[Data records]
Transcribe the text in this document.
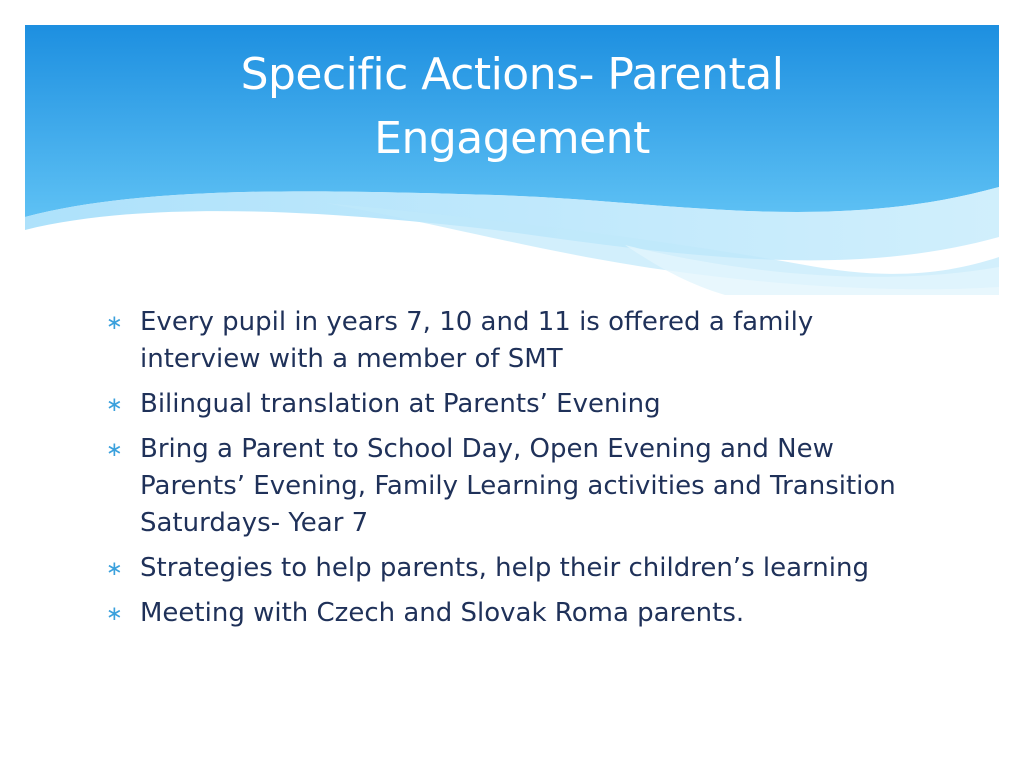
Specific Actions- Parental
Engagement
∗ Every pupil in years 7, 10 and 11 is offered a family interview with a member of SMT
∗ Bilingual translation at Parents’ Evening
∗ Bring a Parent to School Day, Open Evening and New Parents’ Evening, Family Learning activities and Transition Saturdays- Year 7
∗ Strategies to help parents, help their children’s learning
∗ Meeting with Czech and Slovak Roma parents.
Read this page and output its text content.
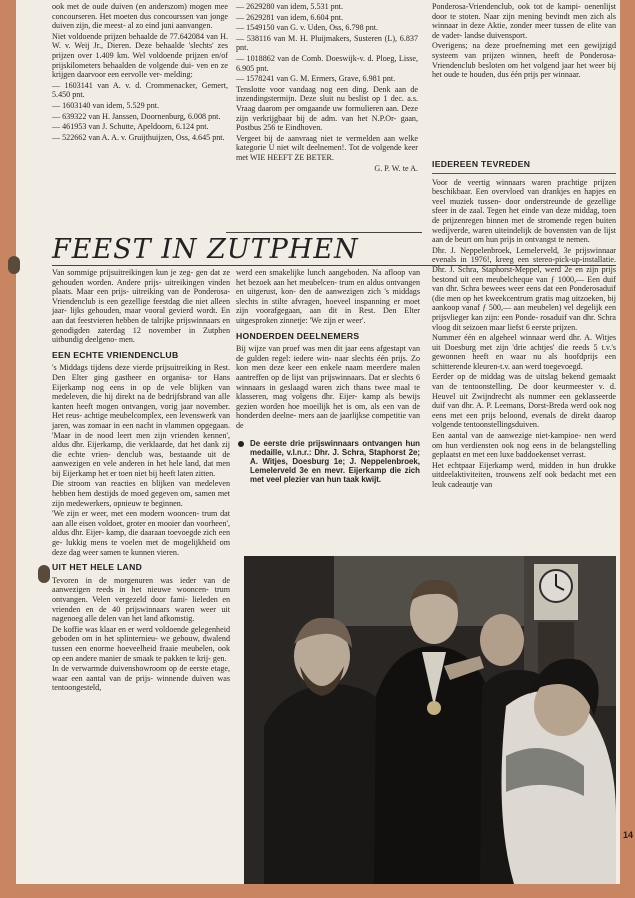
ook met de oude duiven (en anderszom) mogen mee concourseren. Het moeten dus concourssen van jonge duiven zijn, die meest- al zo eind juni aanvangen.

Niet voldoende prijzen behaalde de 77.642084 van H. W. v. Weij Jr., Dieren. Deze behaalde 'slechts' zes prijzen over 1.409 km. Wel voldoende prijzen en/of prijskilometers behaalden de volgende dui- ven en ze krijgen daarvoor een eervolle ver- melding:

— 1603141 van A. v. d. Crommenacker, Gemert, 5.450 pnt.

— 1603140 van idem, 5.529 pnt.

— 639322 van H. Janssen, Doornenburg, 6.008 pnt.

— 461953 van J. Schutte, Apeldoorn, 6.124 pnt.

— 522662 van A. A. v. Gruijthuijzen, Oss, 4.645 pnt.

— 2629280 van idem, 5.531 pnt.

— 2629281 van idem, 6.604 pnt.

— 1549150 van G. v. Uden, Oss, 6.798 pnt.

— 538116 van M. H. Pluijmakers, Susteren (L), 6.837 pnt.

— 1018862 van de Comb. Doeswijk-v. d. Ploeg, Lisse, 6.905 pnt.

— 1578241 van G. M. Ermers, Grave, 6.981 pnt.

Tenslotte voor vandaag nog een ding. Denk aan de inzendingstermijn. Deze sluit nu beslist op 1 dec. a.s. Vraag daarom per omgaande uw formulieren aan. Deze zijn verkrijgbaar bij de adm. van het N.P.Or- gaan, Postbus 256 te Eindhoven.

Vergeet bij de aanvraag niet te vermelden aan welke kategorie U niet wilt deelnemen!. Tot de volgende keer met WIE HEEFT ZE BETER.

G. P. W. te A.

Ponderosa-Vriendenclub, ook tot de kampi- oenenlijst door te stoten. Naar zijn mening bevindt men zich als winnaar in deze Aktie, zonder meer tussen de elite van de vader- landse duivensport.

Overigens; na deze proefneming met een gewijzigd systeem van prijzen winnen, heeft de Ponderosa-Vriendenclub besloten om het volgend jaar het weer bij het oude te houden, dus één prijs per winnaar.

FEEST IN ZUTPHEN

Van sommige prijsuitreikingen kun je zeg- gen dat ze gehouden worden. Andere prijs- uitreikingen vinden plaats. Maar een prijs- uitreiking van de Ponderosa-Vriendenclub is een gezellige feestdag die niet alleen jaar- lijks gehouden, maar vooral gevierd wordt. En aan dat feestvieren hebben de talrijke prijswinnaars en genodigden zaterdag 12 november in Zutphen uitbundig deelgeno- men.

EEN ECHTE VRIENDENCLUB

's Middags tijdens deze vierde prijsuitreiking in Rest. Den Elter ging gastheer en organisa- tor Hans Eijerkamp nog eens in op de vele blijken van medeleven, die hij direkt na de bedrijfsbrand van alle kanten heeft mogen ontvangen, vorig jaar november. Het reus- achtige meubelcomplex, een levenswerk van jaren, was zomaar in een nacht in vlammen opgegaan. 'Maar in de nood leert men zijn vrienden kennen', aldus dhr. Eijerkamp, die verklaarde, dat het dank zij die echte vrien- denclub was, bestaande uit de aanwezigen en vele anderen in het hele land, dat men bij Eijerkamp het er toen niet bij heeft laten zitten.

Die stroom van reacties en blijken van medeleven hebben hem destijds de moed gegeven om, samen met zijn medewerkers, opnieuw te beginnen.

'We zijn er weer, met een modern wooncen- trum dat aan alle eisen voldoet, groter en mooier dan voorheen', aldus dhr. Eijer- kamp, die daaraan toevoegde zich een ge- lukkig mens te voelen met de mogelijkheid om deze dag weer samen te kunnen vieren.

UIT HET HELE LAND

Tevoren in de morgenuren was ieder van de aanwezigen reeds in het nieuwe wooncen- trum ontvangen. Velen vergezeld door fami- lieleden en vrienden en de 40 prijswinnaars waren weer uit nagenoeg alle delen van het land afkomstig.

De koffie was klaar en er werd voldoende gelegenheid geboden om in het splinternieu- we gebouw, dwalend tussen een enorme hoeveelheid fraaie meubelen, ook op een andere manier de smaak te pakken te krij- gen.

In de verwarmde duivenshowroom op de eerste etage, waar een aantal van de prijs- winnende duiven was tentoongesteld,

werd een smakelijke lunch aangeboden. Na afloop van het bezoek aan het meubelcen- trum en aldus ontvangen en uitgerust, kon- den de aanwezigen zich 's middags slechts in stilte afvragen, hoeveel inspanning er moet zijn voorafgegaan, aan dit in Rest. Den Elter uitgesproken zinnetje: 'We zijn er weer'.

HONDERDEN DEELNEMERS

Bij wijze van proef was men dit jaar eens afgestapt van de gulden regel: iedere win- naar slechts één prijs. Zo kon men deze keer een enkele naam meerdere malen aantreffen op de lijst van prijswinnaars. Dat er slechts 6 winnaars in geslaagd waren zich thans twee maal te klasseren, mag volgens dhr. Eijer- kamp als bewijs gezien worden hoe moeilijk het is om, als een van de honderden deelne- mers aan de jaarlijkse competitie van de

De eerste drie prijswinnaars ontvangen hun medaille, v.l.n.r.: Dhr. J. Schra, Staphorst 2e; A. Witjes, Doesburg 1e; J. Neppelenbroek, Lemelerveld 3e en mevr. Eijerkamp die zich met veel plezier van hun taak kwijt.
IEDEREEN TEVREDEN

Voor de veertig winnaars waren prachtige prijzen beschikbaar. Een overvloed van drankjes en hapjes en veel muziek tussen- door onderstreunde de gezellige sfeer in de zaal. Tegen het einde van deze middag, toen de prijzenregen binnen met de stromende regen buiten wedijverde, waren uiteindelijk de bovensten van de lijst aan de beurt om hun prijs in ontvangst te nemen.

Dhr. J. Neppelenbroek, Lemelerveld, 3e prijswinnaar evenals in 1976!, kreeg een stereo-pick-up-installatie. Dhr. J. Schra, Staphorst-Meppel, werd 2e en zijn prijs bestond uit een meubelcheque van ƒ 1000,— Een duif van dhr. Schra bewees weer eens dat een Ponderosaduif (die men op het kweekcentrum gratis mag uitzoeken, bij aankoop vanaf ƒ 500,— aan meubelen) vel degelijk een prijsvlieger kan zijn: een Ponde- rosaduif van dhr. Schra vloog dit seizoen maar liefst 6 eerste prijzen.

Nummer één en algeheel winnaar werd dhr. A. Witjes uit Doesburg met zijn 'drie achtjes' die reeds 5 t.v.'s gewonnen heeft en waar nu als hoofdprijs een schitterende kleuren-t.v. aan werd toegevoegd.

Eerder op de middag was de uitslag bekend gemaakt van de tentoonstelling. De door keurmeester v. d. Heuvel uit Zwijndrecht als nummer een geklasseerde duif van dhr. A. P. Leemans, Dorst-Breda werd ook nog eens met een prijs beloond, evenals de direkt daarop volgende tentoonstellingsduiven.

Een aantal van de aanwezige niet-kampioe- nen werd om hun verdiensten ook nog eens in de belangstelling geplaatst en met een luxe baddoekenset verrast.

Het echtpaar Eijerkamp werd, midden in hun drukke uitdeelaktiviteiten, trouwens zelf ook bedacht met een leuk cadeautje van

14
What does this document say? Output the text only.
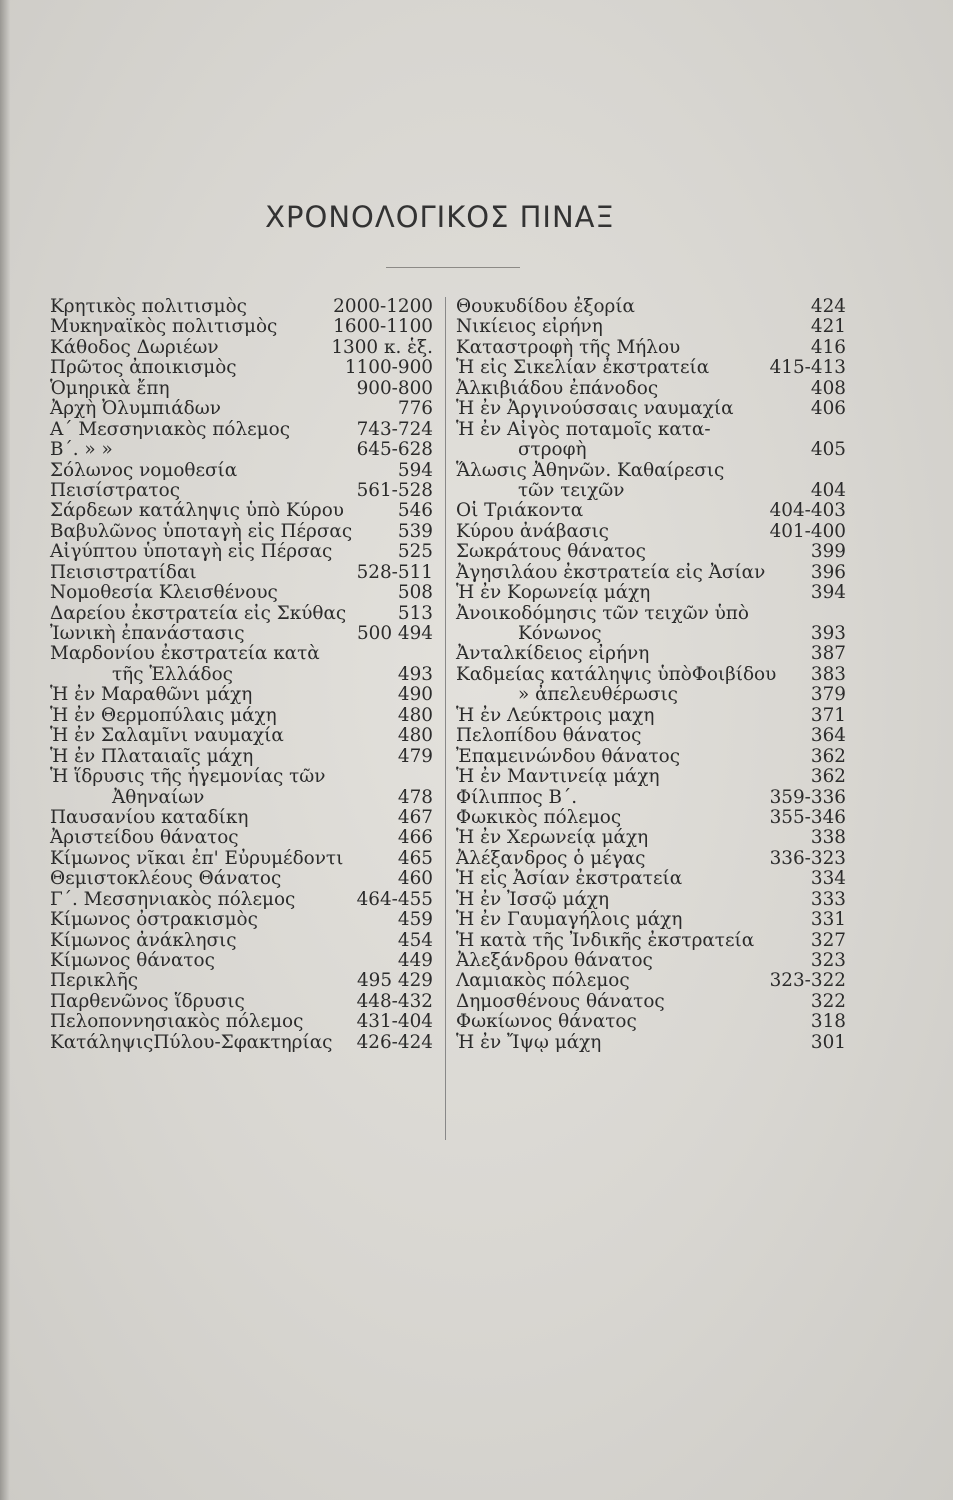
ΧΡΟΝΟΛΟΓΙΚΟΣ ΠΙΝΑΞ
Κρητικὸς πολιτισμὸς	2000-1200
Μυκηναϊκὸς πολιτισμὸς	1600-1100
Κάθοδος Δωριέων	1300 κ. ἑξ.
Πρῶτος ἀποικισμὸς	1100-900
Ὁμηρικὰ ἔπη	900-800
Ἀρχὴ Ὀλυμπιάδων	776
Α΄ Μεσσηνιακὸς πόλεμος	743-724
Β΄. » »	645-628
Σόλωνος νομοθεσία	594
Πεισίστρατος	561-528
Σάρδεων κατάληψις ὑπὸ Κύρου	546
Βαβυλῶνος ὑποταγὴ εἰς Πέρσας 539
Αἰγύπτου ὑποταγὴ εἰς Πέρσας	525
Πεισιστρατίδαι	528-511
Νομοθεσία Κλεισθένους	508
Δαρείου ἐκστρατεία εἰς Σκύθας	513
Ἰωνικὴ ἐπανάστασις	500 494
Μαρδονίου ἐκστρατεία κατὰ
τῆς Ἑλλάδος	493
Ἡ ἐν Μαραθῶνι μάχη	490
Ἡ ἐν Θερμοπύλαις μάχη	480
Ἡ ἐν Σαλαμῖνι ναυμαχία	480
Ἡ ἐν Πλαταιαῖς μάχη	479
Ἡ ἵδρυσις τῆς ἡγεμονίας τῶν
Ἀθηναίων	478
Παυσανίου καταδίκη	467
Ἀριστείδου θάνατος	466
Κίμωνος νῖκαι ἐπ' Εὐρυμέδοντι	465
Θεμιστοκλέους Θάνατος	460
Γ΄. Μεσσηνιακὸς πόλεμος	464-455
Κίμωνος ὀστρακισμὸς	459
Κίμωνος ἀνάκλησις	454
Κίμωνος θάνατος	449
Περικλῆς	495 429
Παρθενῶνος ἵδρυσις	448-432
Πελοποννησιακὸς πόλεμος	431-404
ΚατάληψιςΠύλου-Σφακτηρίας 426-424
Θουκυδίδου ἐξορία	424
Νικίειος εἰρήνη	421
Καταστροφὴ τῆς Μήλου	416
Ἡ εἰς Σικελίαν ἐκστρατεία	415-413
Ἀλκιβιάδου ἐπάνοδος	408
Ἡ ἐν Ἀργινούσσαις ναυμαχία	406
Ἡ ἐν Αἰγὸς ποταμοῖς κατα-
στροφὴ	405
Ἅλωσις Ἀθηνῶν. Καθαίρεσις
τῶν τειχῶν	404
Οἱ Τριάκοντα	404-403
Κύρου ἀνάβασις	401-400
Σωκράτους θάνατος	399
Ἀγησιλάου ἐκστρατεία εἰς Ἀσίαν 396
Ἡ ἐν Κορωνείᾳ μάχη	394
Ἀνοικοδόμησις τῶν τειχῶν ὑπὸ
Κόνωνος	393
Ἀνταλκίδειος εἰρήνη	387
Καδμείας κατάληψις ὑπὸΦοιβίδου 383
» ἀπελευθέρωσις	379
Ἡ ἐν Λεύκτροις μαχη	371
Πελοπίδου θάνατος	364
Ἐπαμεινώνδου θάνατος	362
Ἡ ἐν Μαντινείᾳ μάχη	362
Φίλιππος Β΄.	359-336
Φωκικὸς πόλεμος	355-346
Ἡ ἐν Χερωνείᾳ μάχη	338
Ἀλέξανδρος ὁ μέγας	336-323
Ἡ εἰς Ἀσίαν ἐκστρατεία	334
Ἡ ἐν Ἰσσῷ μάχη	333
Ἡ ἐν Γαυμαγήλοις μάχη	331
Ἡ κατὰ τῆς Ἰνδικῆς ἐκστρατεία	327
Ἀλεξάνδρου θάνατος	323
Λαμιακὸς πόλεμος	323-322
Δημοσθένους θάνατος	322
Φωκίωνος θάνατος	318
Ἡ ἐν Ἴψῳ μάχη	301
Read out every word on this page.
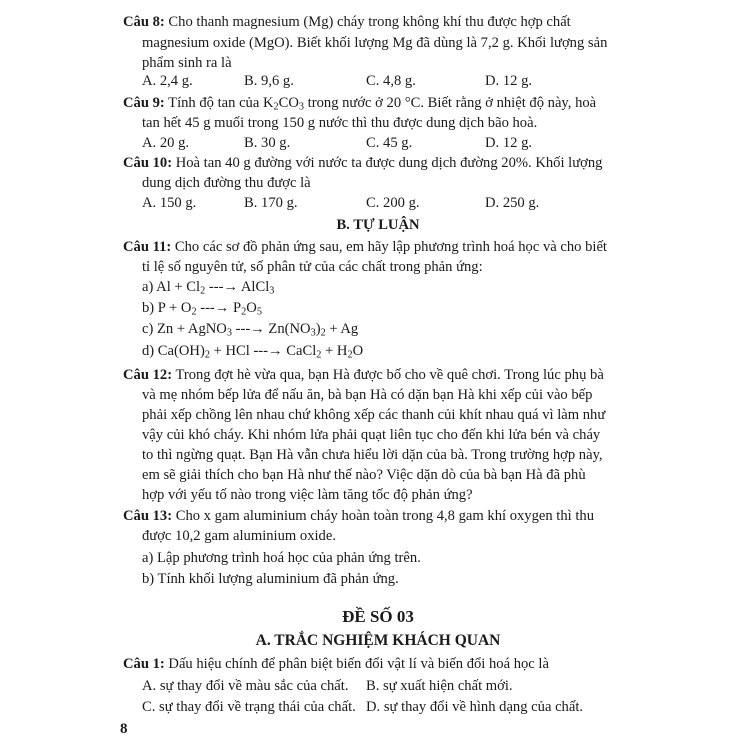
Câu 8: Cho thanh magnesium (Mg) cháy trong không khí thu được hợp chất
magnesium oxide (MgO). Biết khối lượng Mg đã dùng là 7,2 g. Khối lượng sản
phẩm sinh ra là
A. 2,4 g.	B. 9,6 g.	C. 4,8 g.	D. 12 g.
Câu 9: Tính độ tan của $K_2CO_3$ trong nước ở 20 °C. Biết rằng ở nhiệt độ này, hoà
tan hết 45 g muối trong 150 g nước thì thu được dung dịch bão hoà.
A. 20 g.	B. 30 g.	C. 45 g.	D. 12 g.
Câu 10: Hoà tan 40 g đường với nước ta được dung dịch đường 20%. Khối lượng
dung dịch đường thu được là
A. 150 g.	B. 170 g.	C. 200 g.	D. 250 g.
B. TỰ LUẬN
Câu 11: Cho các sơ đồ phản ứng sau, em hãy lập phương trình hoá học và cho biết
tỉ lệ số nguyên tử, số phân tử của các chất trong phản ứng:
a) $Al + Cl_2$ ---→ AlCl$_3$
b) $P + O_2$ ---→ $P_2O_5$
c) Zn + AgNO$_3$ ---→ $Zn(NO_3)_2 + Ag$
d) $Ca(OH)_2$ + HCl ---→ CaCl$_2$ + $H_2O$
Câu 12: Trong đợt hè vừa qua, bạn Hà được bố cho về quê chơi. Trong lúc phụ bà
và mẹ nhóm bếp lửa để nấu ăn, bà bạn Hà có dặn bạn Hà khi xếp củi vào bếp
phải xếp chồng lên nhau chứ không xếp các thanh củi khít nhau quá vì làm như
vậy củi khó cháy. Khi nhóm lửa phải quạt liên tục cho đến khi lửa bén và cháy
to thì ngừng quạt. Bạn Hà vẫn chưa hiểu lời dặn của bà. Trong trường hợp này,
em sẽ giải thích cho bạn Hà như thế nào? Việc dặn dò của bà bạn Hà đã phù
hợp với yếu tố nào trong việc làm tăng tốc độ phản ứng?
Câu 13: Cho x gam aluminium cháy hoàn toàn trong 4,8 gam khí oxygen thì thu
được 10,2 gam aluminium oxide.
a) Lập phương trình hoá học của phản ứng trên.
b) Tính khối lượng aluminium đã phản ứng.
ĐỀ SỐ 03
A. TRẮC NGHIỆM KHÁCH QUAN
Câu 1: Dấu hiệu chính để phân biệt biến đổi vật lí và biến đổi hoá học là
A. sự thay đổi về màu sắc của chất. B. sự xuất hiện chất mới.
C. sự thay đổi về trạng thái của chất. D. sự thay đổi về hình dạng của chất.
8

Aim of the task ▸ Scan the material above. Copy each line where "lượng" occurs.

Reply to the exercise ▸
magnesium oxide (MgO). Biết khối lượng Mg đã dùng là 7,2 g. Khối lượng sản
Câu 10: Hoà tan 40 g đường với nước ta được dung dịch đường 20%. Khối lượng
b) Tính khối lượng aluminium đã phản ứng.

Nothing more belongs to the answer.